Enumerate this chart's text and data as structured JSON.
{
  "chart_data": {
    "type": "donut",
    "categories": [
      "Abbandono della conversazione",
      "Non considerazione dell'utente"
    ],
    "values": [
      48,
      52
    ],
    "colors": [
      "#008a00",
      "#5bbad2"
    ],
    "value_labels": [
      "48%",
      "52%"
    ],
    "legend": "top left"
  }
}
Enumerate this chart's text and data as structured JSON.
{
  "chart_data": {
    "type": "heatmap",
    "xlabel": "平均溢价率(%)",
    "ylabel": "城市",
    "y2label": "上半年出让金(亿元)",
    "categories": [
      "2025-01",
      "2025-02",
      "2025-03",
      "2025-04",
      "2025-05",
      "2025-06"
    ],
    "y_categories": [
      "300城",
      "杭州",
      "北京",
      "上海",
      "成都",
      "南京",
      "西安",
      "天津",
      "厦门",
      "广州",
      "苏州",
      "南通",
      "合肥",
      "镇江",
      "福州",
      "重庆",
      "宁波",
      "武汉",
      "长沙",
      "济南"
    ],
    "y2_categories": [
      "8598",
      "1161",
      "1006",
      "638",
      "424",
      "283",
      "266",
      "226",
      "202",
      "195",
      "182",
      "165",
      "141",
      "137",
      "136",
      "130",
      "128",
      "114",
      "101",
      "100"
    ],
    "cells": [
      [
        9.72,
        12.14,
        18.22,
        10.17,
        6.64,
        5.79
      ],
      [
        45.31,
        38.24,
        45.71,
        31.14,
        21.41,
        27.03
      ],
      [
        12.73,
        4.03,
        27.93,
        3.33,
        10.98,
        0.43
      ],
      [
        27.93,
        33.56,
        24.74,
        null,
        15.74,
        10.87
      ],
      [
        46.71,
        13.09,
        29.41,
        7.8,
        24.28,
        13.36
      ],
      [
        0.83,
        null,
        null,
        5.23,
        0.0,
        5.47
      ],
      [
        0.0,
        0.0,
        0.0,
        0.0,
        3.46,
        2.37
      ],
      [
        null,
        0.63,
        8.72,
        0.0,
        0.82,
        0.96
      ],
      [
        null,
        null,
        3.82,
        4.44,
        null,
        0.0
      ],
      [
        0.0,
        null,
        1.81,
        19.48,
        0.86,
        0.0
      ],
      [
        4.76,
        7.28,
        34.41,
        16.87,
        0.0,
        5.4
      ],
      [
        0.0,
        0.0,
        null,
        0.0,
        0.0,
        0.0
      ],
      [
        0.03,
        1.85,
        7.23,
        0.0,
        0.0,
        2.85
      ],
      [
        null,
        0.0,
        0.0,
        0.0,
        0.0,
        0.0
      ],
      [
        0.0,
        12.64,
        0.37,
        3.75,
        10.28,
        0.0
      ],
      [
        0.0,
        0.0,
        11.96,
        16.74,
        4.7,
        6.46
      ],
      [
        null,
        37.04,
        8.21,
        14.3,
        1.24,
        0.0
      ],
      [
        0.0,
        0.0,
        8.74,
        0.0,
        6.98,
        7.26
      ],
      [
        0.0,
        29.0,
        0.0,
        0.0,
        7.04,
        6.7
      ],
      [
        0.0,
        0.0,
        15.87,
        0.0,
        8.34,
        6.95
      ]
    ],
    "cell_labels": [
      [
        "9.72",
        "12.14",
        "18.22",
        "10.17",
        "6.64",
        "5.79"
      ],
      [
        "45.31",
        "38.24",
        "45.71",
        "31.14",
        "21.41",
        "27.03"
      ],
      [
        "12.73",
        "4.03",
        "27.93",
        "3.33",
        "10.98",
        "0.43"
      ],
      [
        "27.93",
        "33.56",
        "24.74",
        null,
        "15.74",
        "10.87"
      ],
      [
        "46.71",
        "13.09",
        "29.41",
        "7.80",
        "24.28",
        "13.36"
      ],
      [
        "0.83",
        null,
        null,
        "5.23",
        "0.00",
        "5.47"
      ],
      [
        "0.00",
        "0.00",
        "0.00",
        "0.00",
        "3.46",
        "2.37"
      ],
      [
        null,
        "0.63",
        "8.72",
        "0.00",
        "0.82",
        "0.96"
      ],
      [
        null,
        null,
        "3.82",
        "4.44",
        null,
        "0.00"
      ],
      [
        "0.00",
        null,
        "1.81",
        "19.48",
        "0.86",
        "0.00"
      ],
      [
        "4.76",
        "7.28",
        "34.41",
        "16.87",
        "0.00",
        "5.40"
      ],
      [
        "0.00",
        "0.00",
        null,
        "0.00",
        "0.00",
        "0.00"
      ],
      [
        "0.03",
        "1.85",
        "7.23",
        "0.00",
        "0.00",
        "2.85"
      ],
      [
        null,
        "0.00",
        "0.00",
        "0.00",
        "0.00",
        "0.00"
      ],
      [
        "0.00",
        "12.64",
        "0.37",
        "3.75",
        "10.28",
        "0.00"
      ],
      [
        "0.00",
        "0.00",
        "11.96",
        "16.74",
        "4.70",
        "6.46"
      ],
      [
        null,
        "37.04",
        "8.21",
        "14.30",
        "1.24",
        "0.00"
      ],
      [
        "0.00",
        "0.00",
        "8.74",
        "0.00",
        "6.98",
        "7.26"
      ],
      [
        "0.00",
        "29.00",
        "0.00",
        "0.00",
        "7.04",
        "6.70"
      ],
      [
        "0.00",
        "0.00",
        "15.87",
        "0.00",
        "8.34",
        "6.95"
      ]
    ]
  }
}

* _To do_:
Write out every line from the records above, word for word.

* _Output_:
Enumerate this chart's text and data as structured JSON.
{
  "chart_data": {
    "type": "donut",
    "categories": [
      "Abbandono della conversazione",
      "Non considerazione dell'utente"
    ],
    "values": [
      48,
      52
    ],
    "colors": [
      "#008a00",
      "#5bbad2"
    ],
    "value_labels": [
      "48%",
      "52%"
    ],
    "legend": "top left"
  }
}
Enumerate this chart's text and data as structured JSON.
{
  "chart_data": {
    "type": "heatmap",
    "xlabel": "平均溢价率(%)",
    "ylabel": "城市",
    "y2label": "上半年出让金(亿元)",
    "categories": [
      "2025-01",
      "2025-02",
      "2025-03",
      "2025-04",
      "2025-05",
      "2025-06"
    ],
    "y_categories": [
      "300城",
      "杭州",
      "北京",
      "上海",
      "成都",
      "南京",
      "西安",
      "天津",
      "厦门",
      "广州",
      "苏州",
      "南通",
      "合肥",
      "镇江",
      "福州",
      "重庆",
      "宁波",
      "武汉",
      "长沙",
      "济南"
    ],
    "y2_categories": [
      "8598",
      "1161",
      "1006",
      "638",
      "424",
      "283",
      "266",
      "226",
      "202",
      "195",
      "182",
      "165",
      "141",
      "137",
      "136",
      "130",
      "128",
      "114",
      "101",
      "100"
    ],
    "cells": [
      [
        9.72,
        12.14,
        18.22,
        10.17,
        6.64,
        5.79
      ],
      [
        45.31,
        38.24,
        45.71,
        31.14,
        21.41,
        27.03
      ],
      [
        12.73,
        4.03,
        27.93,
        3.33,
        10.98,
        0.43
      ],
      [
        27.93,
        33.56,
        24.74,
        null,
        15.74,
        10.87
      ],
      [
        46.71,
        13.09,
        29.41,
        7.8,
        24.28,
        13.36
      ],
      [
        0.83,
        null,
        null,
        5.23,
        0.0,
        5.47
      ],
      [
        0.0,
        0.0,
        0.0,
        0.0,
        3.46,
        2.37
      ],
      [
        null,
        0.63,
        8.72,
        0.0,
        0.82,
        0.96
      ],
      [
        null,
        null,
        3.82,
        4.44,
        null,
        0.0
      ],
      [
        0.0,
        null,
        1.81,
        19.48,
        0.86,
        0.0
      ],
      [
        4.76,
        7.28,
        34.41,
        16.87,
        0.0,
        5.4
      ],
      [
        0.0,
        0.0,
        null,
        0.0,
        0.0,
        0.0
      ],
      [
        0.03,
        1.85,
        7.23,
        0.0,
        0.0,
        2.85
      ],
      [
        null,
        0.0,
        0.0,
        0.0,
        0.0,
        0.0
      ],
      [
        0.0,
        12.64,
        0.37,
        3.75,
        10.28,
        0.0
      ],
      [
        0.0,
        0.0,
        11.96,
        16.74,
        4.7,
        6.46
      ],
      [
        null,
        37.04,
        8.21,
        14.3,
        1.24,
        0.0
      ],
      [
        0.0,
        0.0,
        8.74,
        0.0,
        6.98,
        7.26
      ],
      [
        0.0,
        29.0,
        0.0,
        0.0,
        7.04,
        6.7
      ],
      [
        0.0,
        0.0,
        15.87,
        0.0,
        8.34,
        6.95
      ]
    ],
    "cell_labels": [
      [
        "9.72",
        "12.14",
        "18.22",
        "10.17",
        "6.64",
        "5.79"
      ],
      [
        "45.31",
        "38.24",
        "45.71",
        "31.14",
        "21.41",
        "27.03"
      ],
      [
        "12.73",
        "4.03",
        "27.93",
        "3.33",
        "10.98",
        "0.43"
      ],
      [
        "27.93",
        "33.56",
        "24.74",
        null,
        "15.74",
        "10.87"
      ],
      [
        "46.71",
        "13.09",
        "29.41",
        "7.80",
        "24.28",
        "13.36"
      ],
      [
        "0.83",
        null,
        null,
        "5.23",
        "0.00",
        "5.47"
      ],
      [
        "0.00",
        "0.00",
        "0.00",
        "0.00",
        "3.46",
        "2.37"
      ],
      [
        null,
        "0.63",
        "8.72",
        "0.00",
        "0.82",
        "0.96"
      ],
      [
        null,
        null,
        "3.82",
        "4.44",
        null,
        "0.00"
      ],
      [
        "0.00",
        null,
        "1.81",
        "19.48",
        "0.86",
        "0.00"
      ],
      [
        "4.76",
        "7.28",
        "34.41",
        "16.87",
        "0.00",
        "5.40"
      ],
      [
        "0.00",
        "0.00",
        null,
        "0.00",
        "0.00",
        "0.00"
      ],
      [
        "0.03",
        "1.85",
        "7.23",
        "0.00",
        "0.00",
        "2.85"
      ],
      [
        null,
        "0.00",
        "0.00",
        "0.00",
        "0.00",
        "0.00"
      ],
      [
        "0.00",
        "12.64",
        "0.37",
        "3.75",
        "10.28",
        "0.00"
      ],
      [
        "0.00",
        "0.00",
        "11.96",
        "16.74",
        "4.70",
        "6.46"
      ],
      [
        null,
        "37.04",
        "8.21",
        "14.30",
        "1.24",
        "0.00"
      ],
      [
        "0.00",
        "0.00",
        "8.74",
        "0.00",
        "6.98",
        "7.26"
      ],
      [
        "0.00",
        "29.00",
        "0.00",
        "0.00",
        "7.04",
        "6.70"
      ],
      [
        "0.00",
        "0.00",
        "15.87",
        "0.00",
        "8.34",
        "6.95"
      ]
    ]
  }
}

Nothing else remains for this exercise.